— Start of MATERIALS PROVIDED —

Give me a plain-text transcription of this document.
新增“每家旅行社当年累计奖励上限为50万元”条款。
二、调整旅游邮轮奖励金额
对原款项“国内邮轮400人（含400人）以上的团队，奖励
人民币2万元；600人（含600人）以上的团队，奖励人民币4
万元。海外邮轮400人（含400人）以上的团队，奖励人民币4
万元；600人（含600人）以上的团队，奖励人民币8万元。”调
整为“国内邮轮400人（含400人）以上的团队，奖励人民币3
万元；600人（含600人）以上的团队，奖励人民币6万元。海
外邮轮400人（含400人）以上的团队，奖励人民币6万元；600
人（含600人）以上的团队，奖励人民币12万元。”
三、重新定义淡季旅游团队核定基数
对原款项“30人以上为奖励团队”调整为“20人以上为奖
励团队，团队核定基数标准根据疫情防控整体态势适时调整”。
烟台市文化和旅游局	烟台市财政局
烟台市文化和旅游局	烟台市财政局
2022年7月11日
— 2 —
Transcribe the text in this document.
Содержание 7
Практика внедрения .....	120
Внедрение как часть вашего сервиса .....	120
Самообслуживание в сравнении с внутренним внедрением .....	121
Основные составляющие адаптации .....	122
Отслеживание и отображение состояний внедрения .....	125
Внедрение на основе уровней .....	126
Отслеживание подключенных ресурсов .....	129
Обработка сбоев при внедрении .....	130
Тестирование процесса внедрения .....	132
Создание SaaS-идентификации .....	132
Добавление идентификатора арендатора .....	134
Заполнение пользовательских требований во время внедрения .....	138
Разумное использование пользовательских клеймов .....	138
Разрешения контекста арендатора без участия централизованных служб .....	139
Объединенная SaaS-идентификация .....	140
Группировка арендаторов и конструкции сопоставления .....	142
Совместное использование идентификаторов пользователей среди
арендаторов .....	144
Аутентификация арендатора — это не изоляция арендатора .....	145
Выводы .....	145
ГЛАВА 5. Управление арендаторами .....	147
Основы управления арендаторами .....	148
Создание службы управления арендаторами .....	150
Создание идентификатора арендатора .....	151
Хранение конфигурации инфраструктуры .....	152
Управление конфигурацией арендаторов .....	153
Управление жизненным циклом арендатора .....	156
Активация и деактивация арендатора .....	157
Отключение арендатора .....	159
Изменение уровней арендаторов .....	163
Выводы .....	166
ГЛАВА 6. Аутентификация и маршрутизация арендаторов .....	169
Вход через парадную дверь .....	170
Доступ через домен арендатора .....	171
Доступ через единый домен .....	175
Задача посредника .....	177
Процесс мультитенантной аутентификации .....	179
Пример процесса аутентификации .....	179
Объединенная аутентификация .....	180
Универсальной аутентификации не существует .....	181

— End of MATERIALS PROVIDED —

_EXERCISE_. Reply with only the number of lines in the entries that contain the word "арендаторов".

_REPLY_. 5